■ **Goal**:
Retype all the entries word for word, but omit the pictures.

#### Provided information ####

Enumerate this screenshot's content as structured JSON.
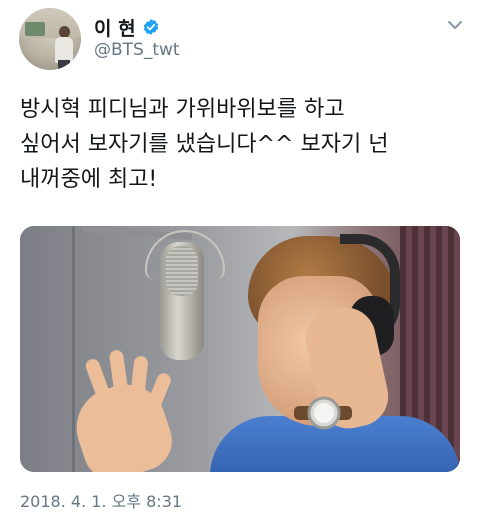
{
  "author": {
    "display_name": "이 현",
    "handle": "@BTS_twt",
    "verified": true,
    "avatar_icon": "profile-photo"
  },
  "tweet": {
    "text": "방시혁 피디님과 가위바위보를 하고\n싶어서 보자기를 냈습니다^^ 보자기 넌\n내꺼중에 최고!",
    "timestamp": "2018. 4. 1. 오후 8:31"
  },
  "media": {
    "type": "photo",
    "description_icon": "recording-studio-photo"
  },
  "icons": {
    "verified": "verified-badge-icon",
    "menu": "chevron-down-icon"
  },
  "colors": {
    "verified_blue": "#1da1f2",
    "secondary_text": "#657786",
    "primary_text": "#14171a"
  }
}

####

■ **Result of the exercise**:
Enumerate this screenshot's content as structured JSON.
{
  "author": {
    "display_name": "이 현",
    "handle": "@BTS_twt",
    "verified": true,
    "avatar_icon": "profile-photo"
  },
  "tweet": {
    "text": "방시혁 피디님과 가위바위보를 하고\n싶어서 보자기를 냈습니다^^ 보자기 넌\n내꺼중에 최고!",
    "timestamp": "2018. 4. 1. 오후 8:31"
  },
  "media": {
    "type": "photo",
    "description_icon": "recording-studio-photo"
  },
  "icons": {
    "verified": "verified-badge-icon",
    "menu": "chevron-down-icon"
  },
  "colors": {
    "verified_blue": "#1da1f2",
    "secondary_text": "#657786",
    "primary_text": "#14171a"
  }
}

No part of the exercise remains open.